---------- Materials provided ----------
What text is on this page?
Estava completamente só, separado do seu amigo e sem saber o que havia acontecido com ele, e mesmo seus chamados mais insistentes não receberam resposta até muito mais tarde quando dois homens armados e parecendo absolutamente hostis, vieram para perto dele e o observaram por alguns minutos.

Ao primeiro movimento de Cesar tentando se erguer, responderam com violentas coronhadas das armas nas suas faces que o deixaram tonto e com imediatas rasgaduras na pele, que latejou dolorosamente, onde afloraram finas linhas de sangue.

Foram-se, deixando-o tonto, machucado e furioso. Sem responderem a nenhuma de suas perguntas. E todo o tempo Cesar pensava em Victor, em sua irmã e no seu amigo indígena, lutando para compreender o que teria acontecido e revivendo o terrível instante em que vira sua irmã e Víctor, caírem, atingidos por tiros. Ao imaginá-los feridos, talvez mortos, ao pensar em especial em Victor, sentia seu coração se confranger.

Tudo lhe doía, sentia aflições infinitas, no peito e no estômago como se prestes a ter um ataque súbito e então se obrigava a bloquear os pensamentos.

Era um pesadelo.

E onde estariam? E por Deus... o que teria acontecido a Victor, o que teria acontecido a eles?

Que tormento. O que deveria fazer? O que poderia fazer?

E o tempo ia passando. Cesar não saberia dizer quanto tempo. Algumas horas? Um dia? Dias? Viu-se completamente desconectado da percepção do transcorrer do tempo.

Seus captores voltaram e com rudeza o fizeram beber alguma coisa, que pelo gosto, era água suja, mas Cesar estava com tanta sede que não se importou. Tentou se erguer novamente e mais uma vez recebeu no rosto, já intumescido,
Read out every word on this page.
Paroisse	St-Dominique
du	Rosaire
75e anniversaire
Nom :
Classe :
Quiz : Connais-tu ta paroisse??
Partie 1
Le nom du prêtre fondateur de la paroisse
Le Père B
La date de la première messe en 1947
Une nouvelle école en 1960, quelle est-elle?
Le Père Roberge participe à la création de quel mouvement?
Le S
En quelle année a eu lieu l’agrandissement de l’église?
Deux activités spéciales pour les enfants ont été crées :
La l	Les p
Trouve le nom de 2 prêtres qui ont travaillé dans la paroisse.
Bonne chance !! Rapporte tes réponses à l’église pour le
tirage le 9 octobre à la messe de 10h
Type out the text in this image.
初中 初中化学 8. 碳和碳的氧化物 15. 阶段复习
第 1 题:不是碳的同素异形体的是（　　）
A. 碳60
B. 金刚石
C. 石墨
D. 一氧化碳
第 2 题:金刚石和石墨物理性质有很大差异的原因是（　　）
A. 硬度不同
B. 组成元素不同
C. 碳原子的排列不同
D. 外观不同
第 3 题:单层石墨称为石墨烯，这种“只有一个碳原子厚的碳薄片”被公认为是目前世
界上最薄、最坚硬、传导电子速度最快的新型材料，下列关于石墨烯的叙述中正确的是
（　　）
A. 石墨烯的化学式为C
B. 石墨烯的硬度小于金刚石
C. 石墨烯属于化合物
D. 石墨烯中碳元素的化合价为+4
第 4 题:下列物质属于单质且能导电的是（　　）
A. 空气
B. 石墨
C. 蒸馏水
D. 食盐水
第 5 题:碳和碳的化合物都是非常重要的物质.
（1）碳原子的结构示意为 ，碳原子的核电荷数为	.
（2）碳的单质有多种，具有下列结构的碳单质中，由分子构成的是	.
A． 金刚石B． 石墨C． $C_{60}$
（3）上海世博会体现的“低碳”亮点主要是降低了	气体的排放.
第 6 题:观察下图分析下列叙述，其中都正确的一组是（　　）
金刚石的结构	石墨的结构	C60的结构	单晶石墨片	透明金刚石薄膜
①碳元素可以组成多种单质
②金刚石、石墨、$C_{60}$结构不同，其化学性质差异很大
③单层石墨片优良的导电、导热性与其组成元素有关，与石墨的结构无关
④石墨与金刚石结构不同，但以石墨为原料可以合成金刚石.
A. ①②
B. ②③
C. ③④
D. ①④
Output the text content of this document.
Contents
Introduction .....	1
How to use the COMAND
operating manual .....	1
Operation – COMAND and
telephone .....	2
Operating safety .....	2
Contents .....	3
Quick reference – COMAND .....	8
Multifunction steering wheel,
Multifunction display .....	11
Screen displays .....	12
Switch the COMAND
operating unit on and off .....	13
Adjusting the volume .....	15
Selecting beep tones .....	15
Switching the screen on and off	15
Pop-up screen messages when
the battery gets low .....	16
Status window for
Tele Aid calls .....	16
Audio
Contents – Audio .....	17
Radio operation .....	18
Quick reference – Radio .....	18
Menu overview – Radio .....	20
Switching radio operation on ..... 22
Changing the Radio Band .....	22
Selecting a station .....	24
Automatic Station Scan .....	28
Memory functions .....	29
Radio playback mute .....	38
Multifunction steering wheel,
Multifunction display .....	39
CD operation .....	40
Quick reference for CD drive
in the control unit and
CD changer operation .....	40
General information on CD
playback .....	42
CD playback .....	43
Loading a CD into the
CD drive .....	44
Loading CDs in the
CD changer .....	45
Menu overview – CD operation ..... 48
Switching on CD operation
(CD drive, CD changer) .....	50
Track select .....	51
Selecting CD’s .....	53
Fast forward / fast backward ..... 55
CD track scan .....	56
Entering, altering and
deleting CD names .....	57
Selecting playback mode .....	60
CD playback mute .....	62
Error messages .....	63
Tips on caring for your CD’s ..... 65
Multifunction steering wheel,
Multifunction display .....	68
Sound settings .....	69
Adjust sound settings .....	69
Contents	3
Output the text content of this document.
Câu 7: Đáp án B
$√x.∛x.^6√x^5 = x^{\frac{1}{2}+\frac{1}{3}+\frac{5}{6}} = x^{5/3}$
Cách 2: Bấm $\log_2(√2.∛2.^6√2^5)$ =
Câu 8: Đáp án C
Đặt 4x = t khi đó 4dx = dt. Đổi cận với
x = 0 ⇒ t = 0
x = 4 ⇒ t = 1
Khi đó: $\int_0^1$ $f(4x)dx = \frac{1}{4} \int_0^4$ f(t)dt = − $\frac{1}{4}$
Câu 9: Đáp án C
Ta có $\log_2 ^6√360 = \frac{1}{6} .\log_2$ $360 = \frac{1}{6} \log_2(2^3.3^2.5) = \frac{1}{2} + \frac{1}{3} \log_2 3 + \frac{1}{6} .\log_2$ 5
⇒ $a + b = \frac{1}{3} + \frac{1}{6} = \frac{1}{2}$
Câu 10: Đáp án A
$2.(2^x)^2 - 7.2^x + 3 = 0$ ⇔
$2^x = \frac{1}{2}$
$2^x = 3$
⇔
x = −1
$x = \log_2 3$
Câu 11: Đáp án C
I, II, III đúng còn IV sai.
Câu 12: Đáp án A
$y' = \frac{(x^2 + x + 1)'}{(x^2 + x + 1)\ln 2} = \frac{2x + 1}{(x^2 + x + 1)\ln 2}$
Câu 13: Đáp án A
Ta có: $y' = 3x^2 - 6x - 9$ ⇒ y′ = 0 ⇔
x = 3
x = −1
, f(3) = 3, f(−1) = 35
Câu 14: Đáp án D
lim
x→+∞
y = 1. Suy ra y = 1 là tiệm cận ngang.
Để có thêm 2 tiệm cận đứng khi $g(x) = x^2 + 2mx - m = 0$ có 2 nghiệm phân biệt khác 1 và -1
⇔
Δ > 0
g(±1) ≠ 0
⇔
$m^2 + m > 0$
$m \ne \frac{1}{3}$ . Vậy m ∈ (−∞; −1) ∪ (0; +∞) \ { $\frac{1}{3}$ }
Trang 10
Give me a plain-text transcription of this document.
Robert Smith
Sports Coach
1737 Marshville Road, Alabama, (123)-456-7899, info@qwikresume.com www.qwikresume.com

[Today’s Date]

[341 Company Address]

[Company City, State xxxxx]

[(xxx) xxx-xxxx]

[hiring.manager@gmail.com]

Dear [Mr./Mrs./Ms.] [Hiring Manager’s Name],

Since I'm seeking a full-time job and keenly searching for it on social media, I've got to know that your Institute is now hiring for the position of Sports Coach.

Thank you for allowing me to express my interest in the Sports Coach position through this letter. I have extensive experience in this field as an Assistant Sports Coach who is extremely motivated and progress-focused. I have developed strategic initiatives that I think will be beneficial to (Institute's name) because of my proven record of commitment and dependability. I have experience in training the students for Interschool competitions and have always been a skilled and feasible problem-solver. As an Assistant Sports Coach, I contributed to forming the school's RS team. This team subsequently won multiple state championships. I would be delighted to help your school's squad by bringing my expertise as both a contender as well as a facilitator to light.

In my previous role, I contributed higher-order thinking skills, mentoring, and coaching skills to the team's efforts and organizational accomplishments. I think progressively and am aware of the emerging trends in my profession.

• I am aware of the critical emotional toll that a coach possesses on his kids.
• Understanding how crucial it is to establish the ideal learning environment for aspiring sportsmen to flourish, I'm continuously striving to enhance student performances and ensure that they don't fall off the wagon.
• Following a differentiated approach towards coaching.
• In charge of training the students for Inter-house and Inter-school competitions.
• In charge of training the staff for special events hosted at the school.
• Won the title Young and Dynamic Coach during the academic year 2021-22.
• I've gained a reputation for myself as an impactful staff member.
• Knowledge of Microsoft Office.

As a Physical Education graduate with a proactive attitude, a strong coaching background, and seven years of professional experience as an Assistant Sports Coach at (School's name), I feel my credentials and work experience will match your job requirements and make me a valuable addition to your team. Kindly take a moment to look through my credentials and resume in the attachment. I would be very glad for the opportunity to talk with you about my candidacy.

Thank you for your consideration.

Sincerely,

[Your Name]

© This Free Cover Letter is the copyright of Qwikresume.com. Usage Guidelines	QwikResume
----------
Given task: In the entries above, find each line with the string "tiệm" and copy it.

Full response:
y = 1. Suy ra y = 1 là tiệm cận ngang.
Để có thêm 2 tiệm cận đứng khi $g(x) = x^2 + 2mx - m = 0$ có 2 nghiệm phân biệt khác 1 và -1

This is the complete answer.